__REQUIREMENT__
Restate every entry word for word.

__EXTRACTED ENTRIES__
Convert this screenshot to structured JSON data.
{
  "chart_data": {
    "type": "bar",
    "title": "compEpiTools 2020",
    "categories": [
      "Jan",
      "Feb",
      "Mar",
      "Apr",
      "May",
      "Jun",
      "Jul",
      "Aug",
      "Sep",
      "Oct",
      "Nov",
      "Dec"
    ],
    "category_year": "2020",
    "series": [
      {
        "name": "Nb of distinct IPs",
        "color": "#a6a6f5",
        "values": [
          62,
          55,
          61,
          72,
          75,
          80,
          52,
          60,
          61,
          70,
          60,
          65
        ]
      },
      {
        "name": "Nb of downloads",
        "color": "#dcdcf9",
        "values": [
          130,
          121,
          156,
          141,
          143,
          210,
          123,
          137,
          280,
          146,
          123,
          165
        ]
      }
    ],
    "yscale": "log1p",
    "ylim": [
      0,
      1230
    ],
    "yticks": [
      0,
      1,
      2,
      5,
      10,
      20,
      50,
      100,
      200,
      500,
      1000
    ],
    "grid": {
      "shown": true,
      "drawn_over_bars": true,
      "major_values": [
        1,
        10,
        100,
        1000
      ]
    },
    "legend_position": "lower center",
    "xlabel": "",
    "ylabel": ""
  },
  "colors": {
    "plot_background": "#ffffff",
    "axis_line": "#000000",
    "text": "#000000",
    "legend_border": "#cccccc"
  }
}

__OUTPUT OF THE TASK__
Convert this screenshot to structured JSON data.
{
  "chart_data": {
    "type": "bar",
    "title": "compEpiTools 2020",
    "categories": [
      "Jan",
      "Feb",
      "Mar",
      "Apr",
      "May",
      "Jun",
      "Jul",
      "Aug",
      "Sep",
      "Oct",
      "Nov",
      "Dec"
    ],
    "category_year": "2020",
    "series": [
      {
        "name": "Nb of distinct IPs",
        "color": "#a6a6f5",
        "values": [
          62,
          55,
          61,
          72,
          75,
          80,
          52,
          60,
          61,
          70,
          60,
          65
        ]
      },
      {
        "name": "Nb of downloads",
        "color": "#dcdcf9",
        "values": [
          130,
          121,
          156,
          141,
          143,
          210,
          123,
          137,
          280,
          146,
          123,
          165
        ]
      }
    ],
    "yscale": "log1p",
    "ylim": [
      0,
      1230
    ],
    "yticks": [
      0,
      1,
      2,
      5,
      10,
      20,
      50,
      100,
      200,
      500,
      1000
    ],
    "grid": {
      "shown": true,
      "drawn_over_bars": true,
      "major_values": [
        1,
        10,
        100,
        1000
      ]
    },
    "legend_position": "lower center",
    "xlabel": "",
    "ylabel": ""
  },
  "colors": {
    "plot_background": "#ffffff",
    "axis_line": "#000000",
    "text": "#000000",
    "legend_border": "#cccccc"
  }
}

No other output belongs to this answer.